JOB –
Reproduce the listing below word for word, keeping every line unchanged.

RECORDED DATA –
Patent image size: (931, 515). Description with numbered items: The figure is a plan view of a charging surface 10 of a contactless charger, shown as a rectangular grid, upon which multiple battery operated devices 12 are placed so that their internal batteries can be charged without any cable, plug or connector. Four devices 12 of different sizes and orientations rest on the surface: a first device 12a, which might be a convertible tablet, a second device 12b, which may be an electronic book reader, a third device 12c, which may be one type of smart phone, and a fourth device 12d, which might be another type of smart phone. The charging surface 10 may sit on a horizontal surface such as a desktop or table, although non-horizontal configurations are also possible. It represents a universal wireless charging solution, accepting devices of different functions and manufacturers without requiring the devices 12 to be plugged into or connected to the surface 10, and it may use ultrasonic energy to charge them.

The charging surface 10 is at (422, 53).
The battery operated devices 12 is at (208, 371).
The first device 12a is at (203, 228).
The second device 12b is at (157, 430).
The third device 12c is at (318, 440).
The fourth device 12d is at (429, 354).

COMPLETE ANSWER –
Patent image size: (931, 515). Description with numbered items: The figure is a plan view of a charging surface 10 of a contactless charger, shown as a rectangular grid, upon which multiple battery operated devices 12 are placed so that their internal batteries can be charged without any cable, plug or connector. Four devices 12 of different sizes and orientations rest on the surface: a first device 12a, which might be a convertible tablet, a second device 12b, which may be an electronic book reader, a third device 12c, which may be one type of smart phone, and a fourth device 12d, which might be another type of smart phone. The charging surface 10 may sit on a horizontal surface such as a desktop or table, although non-horizontal configurations are also possible. It represents a universal wireless charging solution, accepting devices of different functions and manufacturers without requiring the devices 12 to be plugged into or connected to the surface 10, and it may use ultrasonic energy to charge them.

The charging surface 10 is at (422, 53).
The battery operated devices 12 is at (208, 371).
The first device 12a is at (203, 228).
The second device 12b is at (157, 430).
The third device 12c is at (318, 440).
The fourth device 12d is at (429, 354).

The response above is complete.